What the task asks ->
Look for the word "разработке" in the entries below, then copy every line that has it.

───── Excerpted records

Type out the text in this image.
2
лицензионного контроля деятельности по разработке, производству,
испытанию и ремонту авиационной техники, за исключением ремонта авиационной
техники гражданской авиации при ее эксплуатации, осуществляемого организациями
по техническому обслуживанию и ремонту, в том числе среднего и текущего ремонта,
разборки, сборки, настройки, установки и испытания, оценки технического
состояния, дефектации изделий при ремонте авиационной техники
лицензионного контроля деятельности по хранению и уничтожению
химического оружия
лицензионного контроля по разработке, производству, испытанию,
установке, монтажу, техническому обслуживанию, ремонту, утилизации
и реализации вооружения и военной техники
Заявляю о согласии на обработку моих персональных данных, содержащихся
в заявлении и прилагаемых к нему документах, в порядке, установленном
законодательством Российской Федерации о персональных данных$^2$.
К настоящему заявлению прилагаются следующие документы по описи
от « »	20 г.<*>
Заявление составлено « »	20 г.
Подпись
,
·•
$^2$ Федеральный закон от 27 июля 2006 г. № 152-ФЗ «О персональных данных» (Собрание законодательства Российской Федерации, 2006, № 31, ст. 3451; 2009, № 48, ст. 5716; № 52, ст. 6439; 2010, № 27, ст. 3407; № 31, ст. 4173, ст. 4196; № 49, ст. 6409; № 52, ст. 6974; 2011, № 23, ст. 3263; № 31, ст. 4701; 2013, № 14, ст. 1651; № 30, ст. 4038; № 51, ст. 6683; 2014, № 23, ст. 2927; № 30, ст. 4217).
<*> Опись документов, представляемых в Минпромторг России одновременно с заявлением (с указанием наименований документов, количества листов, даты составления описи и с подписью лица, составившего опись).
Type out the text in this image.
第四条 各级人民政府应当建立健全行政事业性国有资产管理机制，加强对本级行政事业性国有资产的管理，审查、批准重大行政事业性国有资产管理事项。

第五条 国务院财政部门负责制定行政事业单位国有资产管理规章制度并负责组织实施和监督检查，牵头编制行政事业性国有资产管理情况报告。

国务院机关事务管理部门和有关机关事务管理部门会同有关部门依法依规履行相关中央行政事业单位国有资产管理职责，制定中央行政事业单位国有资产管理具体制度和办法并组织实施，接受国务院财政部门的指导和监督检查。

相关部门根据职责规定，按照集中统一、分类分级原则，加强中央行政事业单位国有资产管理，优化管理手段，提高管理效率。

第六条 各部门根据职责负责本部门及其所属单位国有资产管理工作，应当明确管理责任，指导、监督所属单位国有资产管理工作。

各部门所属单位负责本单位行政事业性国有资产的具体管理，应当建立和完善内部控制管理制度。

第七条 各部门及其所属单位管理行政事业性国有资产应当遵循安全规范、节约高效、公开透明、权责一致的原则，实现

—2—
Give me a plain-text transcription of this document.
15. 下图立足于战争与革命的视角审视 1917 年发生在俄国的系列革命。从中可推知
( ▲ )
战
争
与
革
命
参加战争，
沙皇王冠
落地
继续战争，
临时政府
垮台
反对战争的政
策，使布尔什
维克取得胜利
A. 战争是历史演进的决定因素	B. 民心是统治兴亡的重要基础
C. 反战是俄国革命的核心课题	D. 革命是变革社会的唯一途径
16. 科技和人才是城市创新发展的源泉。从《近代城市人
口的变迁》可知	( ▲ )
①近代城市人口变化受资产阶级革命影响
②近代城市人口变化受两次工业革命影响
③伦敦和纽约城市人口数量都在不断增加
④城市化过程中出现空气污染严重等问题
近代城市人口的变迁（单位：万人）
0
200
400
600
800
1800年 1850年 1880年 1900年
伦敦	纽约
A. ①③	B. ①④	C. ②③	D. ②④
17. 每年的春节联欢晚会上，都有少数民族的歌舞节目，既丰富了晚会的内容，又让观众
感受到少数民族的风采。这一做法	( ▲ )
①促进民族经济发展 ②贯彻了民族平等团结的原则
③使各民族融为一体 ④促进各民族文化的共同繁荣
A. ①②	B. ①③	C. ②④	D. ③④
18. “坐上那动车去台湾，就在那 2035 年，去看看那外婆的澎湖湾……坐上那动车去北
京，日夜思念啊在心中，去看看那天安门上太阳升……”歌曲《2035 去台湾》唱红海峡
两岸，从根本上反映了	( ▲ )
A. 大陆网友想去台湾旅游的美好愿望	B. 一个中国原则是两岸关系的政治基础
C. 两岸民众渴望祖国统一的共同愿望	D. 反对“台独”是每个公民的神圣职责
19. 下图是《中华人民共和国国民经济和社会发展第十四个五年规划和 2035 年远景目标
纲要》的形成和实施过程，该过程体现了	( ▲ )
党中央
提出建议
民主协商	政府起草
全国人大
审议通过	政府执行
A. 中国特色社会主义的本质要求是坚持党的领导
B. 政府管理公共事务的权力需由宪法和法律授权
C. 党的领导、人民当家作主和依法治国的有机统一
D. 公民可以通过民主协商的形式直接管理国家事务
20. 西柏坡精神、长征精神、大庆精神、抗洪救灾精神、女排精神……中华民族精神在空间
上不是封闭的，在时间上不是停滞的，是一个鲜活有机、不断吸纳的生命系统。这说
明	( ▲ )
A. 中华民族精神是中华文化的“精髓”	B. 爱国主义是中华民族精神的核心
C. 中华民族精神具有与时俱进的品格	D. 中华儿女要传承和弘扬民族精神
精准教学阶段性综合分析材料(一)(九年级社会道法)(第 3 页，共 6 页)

──────────

Correct response ->
лицензионного контроля деятельности по разработке, производству,
лицензионного контроля по разработке, производству, испытанию,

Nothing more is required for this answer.